___ Dataset ___

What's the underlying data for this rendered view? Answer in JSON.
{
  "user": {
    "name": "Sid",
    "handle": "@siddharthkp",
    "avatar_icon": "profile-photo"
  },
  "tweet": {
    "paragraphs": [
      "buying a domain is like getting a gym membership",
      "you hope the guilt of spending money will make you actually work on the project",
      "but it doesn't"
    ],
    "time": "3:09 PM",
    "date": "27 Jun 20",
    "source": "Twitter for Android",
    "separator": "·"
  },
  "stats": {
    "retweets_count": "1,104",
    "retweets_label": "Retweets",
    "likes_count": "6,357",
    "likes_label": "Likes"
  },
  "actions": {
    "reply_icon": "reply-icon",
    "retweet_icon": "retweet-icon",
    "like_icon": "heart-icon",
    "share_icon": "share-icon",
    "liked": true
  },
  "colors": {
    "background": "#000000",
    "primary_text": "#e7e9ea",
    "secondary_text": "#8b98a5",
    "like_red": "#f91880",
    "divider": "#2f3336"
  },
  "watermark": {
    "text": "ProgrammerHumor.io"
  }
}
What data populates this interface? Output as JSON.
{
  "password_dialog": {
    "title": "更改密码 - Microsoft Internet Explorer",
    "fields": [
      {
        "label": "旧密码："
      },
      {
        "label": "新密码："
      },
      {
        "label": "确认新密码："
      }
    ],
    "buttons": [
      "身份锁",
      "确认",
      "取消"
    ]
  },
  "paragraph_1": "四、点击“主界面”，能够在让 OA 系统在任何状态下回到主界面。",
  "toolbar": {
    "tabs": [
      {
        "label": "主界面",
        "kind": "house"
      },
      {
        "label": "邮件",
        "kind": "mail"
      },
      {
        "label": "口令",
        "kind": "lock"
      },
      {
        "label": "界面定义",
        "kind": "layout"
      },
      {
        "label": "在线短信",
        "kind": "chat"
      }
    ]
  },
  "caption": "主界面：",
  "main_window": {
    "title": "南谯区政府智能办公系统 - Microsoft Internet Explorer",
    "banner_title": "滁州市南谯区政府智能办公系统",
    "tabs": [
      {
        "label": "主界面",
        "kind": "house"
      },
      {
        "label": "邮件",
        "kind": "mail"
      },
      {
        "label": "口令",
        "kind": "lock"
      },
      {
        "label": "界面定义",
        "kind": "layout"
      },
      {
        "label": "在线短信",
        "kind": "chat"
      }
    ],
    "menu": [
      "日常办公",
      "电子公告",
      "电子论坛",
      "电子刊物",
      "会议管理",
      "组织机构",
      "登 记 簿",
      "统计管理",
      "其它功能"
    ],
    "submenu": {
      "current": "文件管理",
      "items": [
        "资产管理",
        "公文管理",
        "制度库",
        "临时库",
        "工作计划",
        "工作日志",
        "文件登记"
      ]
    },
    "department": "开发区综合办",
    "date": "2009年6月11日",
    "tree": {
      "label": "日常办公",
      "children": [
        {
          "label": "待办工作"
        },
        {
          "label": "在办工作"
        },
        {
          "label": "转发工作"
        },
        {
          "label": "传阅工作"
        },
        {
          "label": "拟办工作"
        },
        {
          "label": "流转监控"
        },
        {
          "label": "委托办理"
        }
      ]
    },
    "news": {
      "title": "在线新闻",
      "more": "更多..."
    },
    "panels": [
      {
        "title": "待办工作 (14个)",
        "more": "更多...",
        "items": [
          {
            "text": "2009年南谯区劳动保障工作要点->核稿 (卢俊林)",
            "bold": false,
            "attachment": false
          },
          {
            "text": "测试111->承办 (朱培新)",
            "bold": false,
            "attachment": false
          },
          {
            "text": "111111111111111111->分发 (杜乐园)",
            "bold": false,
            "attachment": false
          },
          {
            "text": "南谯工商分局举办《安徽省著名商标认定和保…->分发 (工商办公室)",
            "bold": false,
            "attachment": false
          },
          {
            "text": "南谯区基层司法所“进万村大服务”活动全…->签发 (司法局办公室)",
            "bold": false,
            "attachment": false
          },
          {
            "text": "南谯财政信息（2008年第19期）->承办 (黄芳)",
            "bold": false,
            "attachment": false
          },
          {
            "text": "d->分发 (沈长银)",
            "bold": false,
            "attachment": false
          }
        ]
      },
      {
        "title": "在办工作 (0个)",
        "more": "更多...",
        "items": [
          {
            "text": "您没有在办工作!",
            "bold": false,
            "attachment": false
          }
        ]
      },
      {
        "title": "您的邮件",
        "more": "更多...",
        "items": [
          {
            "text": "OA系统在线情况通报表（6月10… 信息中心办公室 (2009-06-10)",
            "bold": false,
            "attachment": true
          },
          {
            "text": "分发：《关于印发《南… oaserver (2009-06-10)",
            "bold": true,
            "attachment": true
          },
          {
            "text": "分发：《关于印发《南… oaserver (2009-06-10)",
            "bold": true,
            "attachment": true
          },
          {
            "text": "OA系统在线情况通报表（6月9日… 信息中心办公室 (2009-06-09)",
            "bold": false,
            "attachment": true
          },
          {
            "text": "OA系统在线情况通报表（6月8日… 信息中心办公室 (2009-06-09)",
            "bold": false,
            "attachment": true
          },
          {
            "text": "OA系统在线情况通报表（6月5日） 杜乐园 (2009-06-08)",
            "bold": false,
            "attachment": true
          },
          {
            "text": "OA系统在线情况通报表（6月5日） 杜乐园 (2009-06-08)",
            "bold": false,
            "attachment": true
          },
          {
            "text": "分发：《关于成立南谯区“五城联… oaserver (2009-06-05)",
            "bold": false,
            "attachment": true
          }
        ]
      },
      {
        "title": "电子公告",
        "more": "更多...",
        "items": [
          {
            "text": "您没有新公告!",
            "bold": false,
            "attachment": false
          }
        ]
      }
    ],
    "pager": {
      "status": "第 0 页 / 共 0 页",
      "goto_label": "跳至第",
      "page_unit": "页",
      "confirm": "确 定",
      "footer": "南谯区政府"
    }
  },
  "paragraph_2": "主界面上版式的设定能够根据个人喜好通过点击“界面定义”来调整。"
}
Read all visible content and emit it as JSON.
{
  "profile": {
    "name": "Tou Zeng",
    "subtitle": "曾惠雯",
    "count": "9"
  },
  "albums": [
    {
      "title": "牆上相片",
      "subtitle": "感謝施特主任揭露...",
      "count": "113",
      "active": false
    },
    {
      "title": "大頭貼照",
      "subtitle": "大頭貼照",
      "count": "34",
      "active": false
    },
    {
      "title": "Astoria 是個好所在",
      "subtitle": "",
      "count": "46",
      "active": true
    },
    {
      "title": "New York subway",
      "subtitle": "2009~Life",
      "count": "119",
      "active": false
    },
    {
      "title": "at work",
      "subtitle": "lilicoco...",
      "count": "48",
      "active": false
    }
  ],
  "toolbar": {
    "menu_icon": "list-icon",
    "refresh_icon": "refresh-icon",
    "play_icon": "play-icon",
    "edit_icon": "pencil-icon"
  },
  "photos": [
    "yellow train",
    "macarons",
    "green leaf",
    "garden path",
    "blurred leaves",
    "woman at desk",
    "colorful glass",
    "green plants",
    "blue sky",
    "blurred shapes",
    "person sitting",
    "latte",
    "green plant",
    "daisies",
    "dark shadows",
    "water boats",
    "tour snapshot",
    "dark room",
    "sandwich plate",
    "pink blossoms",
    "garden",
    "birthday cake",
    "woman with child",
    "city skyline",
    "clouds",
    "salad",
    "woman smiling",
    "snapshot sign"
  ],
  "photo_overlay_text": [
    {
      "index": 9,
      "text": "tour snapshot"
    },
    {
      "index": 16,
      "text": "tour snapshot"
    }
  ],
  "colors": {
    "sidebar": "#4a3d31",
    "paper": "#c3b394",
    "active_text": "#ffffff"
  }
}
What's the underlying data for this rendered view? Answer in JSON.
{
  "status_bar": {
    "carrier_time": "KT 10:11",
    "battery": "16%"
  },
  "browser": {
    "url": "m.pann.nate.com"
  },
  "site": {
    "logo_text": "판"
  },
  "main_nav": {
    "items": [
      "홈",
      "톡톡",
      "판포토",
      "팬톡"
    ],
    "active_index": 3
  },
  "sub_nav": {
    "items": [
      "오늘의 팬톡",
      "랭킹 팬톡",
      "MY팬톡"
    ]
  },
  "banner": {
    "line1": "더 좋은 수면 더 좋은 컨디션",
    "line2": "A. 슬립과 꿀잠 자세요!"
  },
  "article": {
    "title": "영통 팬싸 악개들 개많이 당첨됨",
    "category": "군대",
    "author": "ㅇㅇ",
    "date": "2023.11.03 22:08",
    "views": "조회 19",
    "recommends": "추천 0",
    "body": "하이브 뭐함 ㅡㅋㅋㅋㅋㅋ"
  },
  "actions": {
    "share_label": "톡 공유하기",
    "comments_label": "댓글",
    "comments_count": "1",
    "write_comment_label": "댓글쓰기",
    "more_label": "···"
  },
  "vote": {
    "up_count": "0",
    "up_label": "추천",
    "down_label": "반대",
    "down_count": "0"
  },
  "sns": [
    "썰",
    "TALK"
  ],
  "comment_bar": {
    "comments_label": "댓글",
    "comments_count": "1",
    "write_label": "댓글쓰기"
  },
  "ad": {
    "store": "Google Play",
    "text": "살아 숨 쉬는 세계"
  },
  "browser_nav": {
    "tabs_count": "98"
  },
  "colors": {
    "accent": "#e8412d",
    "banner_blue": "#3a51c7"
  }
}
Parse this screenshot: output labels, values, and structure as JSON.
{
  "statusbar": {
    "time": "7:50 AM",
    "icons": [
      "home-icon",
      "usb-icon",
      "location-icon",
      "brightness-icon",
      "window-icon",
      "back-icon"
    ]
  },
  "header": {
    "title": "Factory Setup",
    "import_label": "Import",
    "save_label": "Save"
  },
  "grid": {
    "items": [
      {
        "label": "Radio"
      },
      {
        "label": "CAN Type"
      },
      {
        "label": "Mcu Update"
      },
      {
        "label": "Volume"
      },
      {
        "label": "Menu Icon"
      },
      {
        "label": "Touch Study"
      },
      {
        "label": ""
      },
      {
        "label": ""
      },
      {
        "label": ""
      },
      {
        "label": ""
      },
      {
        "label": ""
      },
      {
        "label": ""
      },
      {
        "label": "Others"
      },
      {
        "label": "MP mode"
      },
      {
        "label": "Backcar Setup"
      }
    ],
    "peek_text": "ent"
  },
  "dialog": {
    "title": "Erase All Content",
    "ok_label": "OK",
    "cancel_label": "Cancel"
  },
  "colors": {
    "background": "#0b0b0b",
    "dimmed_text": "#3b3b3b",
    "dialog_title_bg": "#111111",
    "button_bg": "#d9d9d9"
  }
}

___

[Task description] Copy out every line where the word "信息中心办公室" occurs.

[Response to this exercise]
            "text": "OA系统在线情况通报表（6月10… 信息中心办公室 (2009-06-10)",
            "text": "OA系统在线情况通报表（6月9日… 信息中心办公室 (2009-06-09)",
            "text": "OA系统在线情况通报表（6月8日… 信息中心办公室 (2009-06-09)",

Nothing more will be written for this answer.